» **Your instructions**:
The listing below should be written out exactly; please include all of it.

» **Raw data**:
>> begin
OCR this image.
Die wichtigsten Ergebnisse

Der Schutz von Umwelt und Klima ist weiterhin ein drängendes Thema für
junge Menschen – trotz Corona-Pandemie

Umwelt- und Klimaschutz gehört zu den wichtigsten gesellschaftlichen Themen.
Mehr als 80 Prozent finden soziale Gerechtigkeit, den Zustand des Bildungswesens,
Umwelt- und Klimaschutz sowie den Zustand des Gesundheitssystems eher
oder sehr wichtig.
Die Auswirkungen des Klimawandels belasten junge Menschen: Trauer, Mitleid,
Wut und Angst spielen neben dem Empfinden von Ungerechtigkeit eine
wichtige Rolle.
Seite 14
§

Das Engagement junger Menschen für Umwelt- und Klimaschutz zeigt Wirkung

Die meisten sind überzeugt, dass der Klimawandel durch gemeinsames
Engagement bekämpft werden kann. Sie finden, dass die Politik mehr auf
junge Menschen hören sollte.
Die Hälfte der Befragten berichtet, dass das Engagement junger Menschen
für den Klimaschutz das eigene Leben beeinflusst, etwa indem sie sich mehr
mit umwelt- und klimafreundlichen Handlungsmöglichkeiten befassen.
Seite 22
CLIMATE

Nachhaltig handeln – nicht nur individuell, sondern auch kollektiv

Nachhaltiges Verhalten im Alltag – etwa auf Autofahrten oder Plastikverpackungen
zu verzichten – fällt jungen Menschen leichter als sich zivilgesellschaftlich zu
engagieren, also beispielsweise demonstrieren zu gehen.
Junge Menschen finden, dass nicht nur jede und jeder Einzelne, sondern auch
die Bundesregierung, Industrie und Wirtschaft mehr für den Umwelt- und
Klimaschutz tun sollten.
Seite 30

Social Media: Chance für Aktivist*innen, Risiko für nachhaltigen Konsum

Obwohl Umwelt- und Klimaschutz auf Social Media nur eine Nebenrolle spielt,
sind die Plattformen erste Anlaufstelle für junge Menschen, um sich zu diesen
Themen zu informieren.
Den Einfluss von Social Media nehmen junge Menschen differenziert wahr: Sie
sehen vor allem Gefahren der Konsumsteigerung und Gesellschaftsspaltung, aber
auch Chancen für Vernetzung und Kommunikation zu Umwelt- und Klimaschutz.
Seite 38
>> end
» **Response to this task**:
OCR this image.
Die wichtigsten Ergebnisse

Der Schutz von Umwelt und Klima ist weiterhin ein drängendes Thema für
junge Menschen – trotz Corona-Pandemie

Umwelt- und Klimaschutz gehört zu den wichtigsten gesellschaftlichen Themen.
Mehr als 80 Prozent finden soziale Gerechtigkeit, den Zustand des Bildungswesens,
Umwelt- und Klimaschutz sowie den Zustand des Gesundheitssystems eher
oder sehr wichtig.
Die Auswirkungen des Klimawandels belasten junge Menschen: Trauer, Mitleid,
Wut und Angst spielen neben dem Empfinden von Ungerechtigkeit eine
wichtige Rolle.
Seite 14
§

Das Engagement junger Menschen für Umwelt- und Klimaschutz zeigt Wirkung

Die meisten sind überzeugt, dass der Klimawandel durch gemeinsames
Engagement bekämpft werden kann. Sie finden, dass die Politik mehr auf
junge Menschen hören sollte.
Die Hälfte der Befragten berichtet, dass das Engagement junger Menschen
für den Klimaschutz das eigene Leben beeinflusst, etwa indem sie sich mehr
mit umwelt- und klimafreundlichen Handlungsmöglichkeiten befassen.
Seite 22
CLIMATE

Nachhaltig handeln – nicht nur individuell, sondern auch kollektiv

Nachhaltiges Verhalten im Alltag – etwa auf Autofahrten oder Plastikverpackungen
zu verzichten – fällt jungen Menschen leichter als sich zivilgesellschaftlich zu
engagieren, also beispielsweise demonstrieren zu gehen.
Junge Menschen finden, dass nicht nur jede und jeder Einzelne, sondern auch
die Bundesregierung, Industrie und Wirtschaft mehr für den Umwelt- und
Klimaschutz tun sollten.
Seite 30

Social Media: Chance für Aktivist*innen, Risiko für nachhaltigen Konsum

Obwohl Umwelt- und Klimaschutz auf Social Media nur eine Nebenrolle spielt,
sind die Plattformen erste Anlaufstelle für junge Menschen, um sich zu diesen
Themen zu informieren.
Den Einfluss von Social Media nehmen junge Menschen differenziert wahr: Sie
sehen vor allem Gefahren der Konsumsteigerung und Gesellschaftsspaltung, aber
auch Chancen für Vernetzung und Kommunikation zu Umwelt- und Klimaschutz.
Seite 38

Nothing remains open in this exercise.